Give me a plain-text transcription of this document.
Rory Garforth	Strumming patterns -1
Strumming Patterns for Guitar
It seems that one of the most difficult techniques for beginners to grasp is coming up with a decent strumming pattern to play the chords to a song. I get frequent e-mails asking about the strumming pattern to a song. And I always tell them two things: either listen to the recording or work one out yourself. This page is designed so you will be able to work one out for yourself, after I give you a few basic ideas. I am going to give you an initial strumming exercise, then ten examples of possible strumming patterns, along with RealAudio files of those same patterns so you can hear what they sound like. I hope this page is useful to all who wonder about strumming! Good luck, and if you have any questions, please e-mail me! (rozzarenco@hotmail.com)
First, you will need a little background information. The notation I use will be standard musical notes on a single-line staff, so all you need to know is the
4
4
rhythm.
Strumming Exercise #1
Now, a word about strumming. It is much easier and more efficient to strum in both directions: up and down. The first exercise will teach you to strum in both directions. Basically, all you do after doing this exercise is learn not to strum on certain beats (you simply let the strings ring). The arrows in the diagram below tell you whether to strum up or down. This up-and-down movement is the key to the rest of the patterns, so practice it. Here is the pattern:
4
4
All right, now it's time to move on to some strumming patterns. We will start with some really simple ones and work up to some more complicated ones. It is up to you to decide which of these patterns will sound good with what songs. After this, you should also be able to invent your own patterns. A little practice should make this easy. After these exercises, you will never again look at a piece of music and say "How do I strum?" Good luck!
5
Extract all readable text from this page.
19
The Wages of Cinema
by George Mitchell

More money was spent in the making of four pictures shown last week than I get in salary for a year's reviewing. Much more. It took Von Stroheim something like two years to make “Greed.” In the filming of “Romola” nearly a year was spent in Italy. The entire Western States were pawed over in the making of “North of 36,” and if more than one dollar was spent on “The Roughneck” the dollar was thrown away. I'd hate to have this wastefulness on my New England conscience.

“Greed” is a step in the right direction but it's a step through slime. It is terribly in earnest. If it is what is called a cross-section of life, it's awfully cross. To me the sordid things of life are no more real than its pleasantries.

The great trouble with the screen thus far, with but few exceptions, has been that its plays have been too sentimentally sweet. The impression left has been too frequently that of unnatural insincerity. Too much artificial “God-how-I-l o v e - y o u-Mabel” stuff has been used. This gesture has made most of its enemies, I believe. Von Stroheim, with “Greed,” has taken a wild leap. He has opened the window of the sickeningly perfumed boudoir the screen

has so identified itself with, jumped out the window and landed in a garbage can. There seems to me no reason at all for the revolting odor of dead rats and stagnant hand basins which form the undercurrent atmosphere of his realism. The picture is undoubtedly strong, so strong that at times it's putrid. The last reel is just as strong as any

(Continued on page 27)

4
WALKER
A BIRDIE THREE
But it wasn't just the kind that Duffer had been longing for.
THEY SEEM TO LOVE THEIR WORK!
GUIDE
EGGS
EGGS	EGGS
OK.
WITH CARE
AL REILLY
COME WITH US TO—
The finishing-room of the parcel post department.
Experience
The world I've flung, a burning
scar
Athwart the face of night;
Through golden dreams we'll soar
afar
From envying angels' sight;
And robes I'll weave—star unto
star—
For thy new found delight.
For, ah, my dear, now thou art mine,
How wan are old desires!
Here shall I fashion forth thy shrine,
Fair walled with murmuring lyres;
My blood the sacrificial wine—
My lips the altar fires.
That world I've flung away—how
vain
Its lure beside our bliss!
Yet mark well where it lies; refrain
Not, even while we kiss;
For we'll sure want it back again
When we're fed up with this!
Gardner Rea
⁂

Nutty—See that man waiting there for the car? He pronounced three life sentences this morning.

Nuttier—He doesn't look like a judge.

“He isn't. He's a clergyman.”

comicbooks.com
------------------------------
■ **Problem description**: Copy out the data shown above without altering anything.

■ **The answer**:
Give me a plain-text transcription of this document.
Rory Garforth	Strumming patterns -1
Strumming Patterns for Guitar
It seems that one of the most difficult techniques for beginners to grasp is coming up with a decent strumming pattern to play the chords to a song. I get frequent e-mails asking about the strumming pattern to a song. And I always tell them two things: either listen to the recording or work one out yourself. This page is designed so you will be able to work one out for yourself, after I give you a few basic ideas. I am going to give you an initial strumming exercise, then ten examples of possible strumming patterns, along with RealAudio files of those same patterns so you can hear what they sound like. I hope this page is useful to all who wonder about strumming! Good luck, and if you have any questions, please e-mail me! (rozzarenco@hotmail.com)
First, you will need a little background information. The notation I use will be standard musical notes on a single-line staff, so all you need to know is the
4
4
rhythm.
Strumming Exercise #1
Now, a word about strumming. It is much easier and more efficient to strum in both directions: up and down. The first exercise will teach you to strum in both directions. Basically, all you do after doing this exercise is learn not to strum on certain beats (you simply let the strings ring). The arrows in the diagram below tell you whether to strum up or down. This up-and-down movement is the key to the rest of the patterns, so practice it. Here is the pattern:
4
4
All right, now it's time to move on to some strumming patterns. We will start with some really simple ones and work up to some more complicated ones. It is up to you to decide which of these patterns will sound good with what songs. After this, you should also be able to invent your own patterns. A little practice should make this easy. After these exercises, you will never again look at a piece of music and say "How do I strum?" Good luck!
5
Extract all readable text from this page.
19
The Wages of Cinema
by George Mitchell

More money was spent in the making of four pictures shown last week than I get in salary for a year's reviewing. Much more. It took Von Stroheim something like two years to make “Greed.” In the filming of “Romola” nearly a year was spent in Italy. The entire Western States were pawed over in the making of “North of 36,” and if more than one dollar was spent on “The Roughneck” the dollar was thrown away. I'd hate to have this wastefulness on my New England conscience.

“Greed” is a step in the right direction but it's a step through slime. It is terribly in earnest. If it is what is called a cross-section of life, it's awfully cross. To me the sordid things of life are no more real than its pleasantries.

The great trouble with the screen thus far, with but few exceptions, has been that its plays have been too sentimentally sweet. The impression left has been too frequently that of unnatural insincerity. Too much artificial “God-how-I-l o v e - y o u-Mabel” stuff has been used. This gesture has made most of its enemies, I believe. Von Stroheim, with “Greed,” has taken a wild leap. He has opened the window of the sickeningly perfumed boudoir the screen

has so identified itself with, jumped out the window and landed in a garbage can. There seems to me no reason at all for the revolting odor of dead rats and stagnant hand basins which form the undercurrent atmosphere of his realism. The picture is undoubtedly strong, so strong that at times it's putrid. The last reel is just as strong as any

(Continued on page 27)

4
WALKER
A BIRDIE THREE
But it wasn't just the kind that Duffer had been longing for.
THEY SEEM TO LOVE THEIR WORK!
GUIDE
EGGS
EGGS	EGGS
OK.
WITH CARE
AL REILLY
COME WITH US TO—
The finishing-room of the parcel post department.
Experience
The world I've flung, a burning
scar
Athwart the face of night;
Through golden dreams we'll soar
afar
From envying angels' sight;
And robes I'll weave—star unto
star—
For thy new found delight.
For, ah, my dear, now thou art mine,
How wan are old desires!
Here shall I fashion forth thy shrine,
Fair walled with murmuring lyres;
My blood the sacrificial wine—
My lips the altar fires.
That world I've flung away—how
vain
Its lure beside our bliss!
Yet mark well where it lies; refrain
Not, even while we kiss;
For we'll sure want it back again
When we're fed up with this!
Gardner Rea
⁂

Nutty—See that man waiting there for the car? He pronounced three life sentences this morning.

Nuttier—He doesn't look like a judge.

“He isn't. He's a clergyman.”

comicbooks.com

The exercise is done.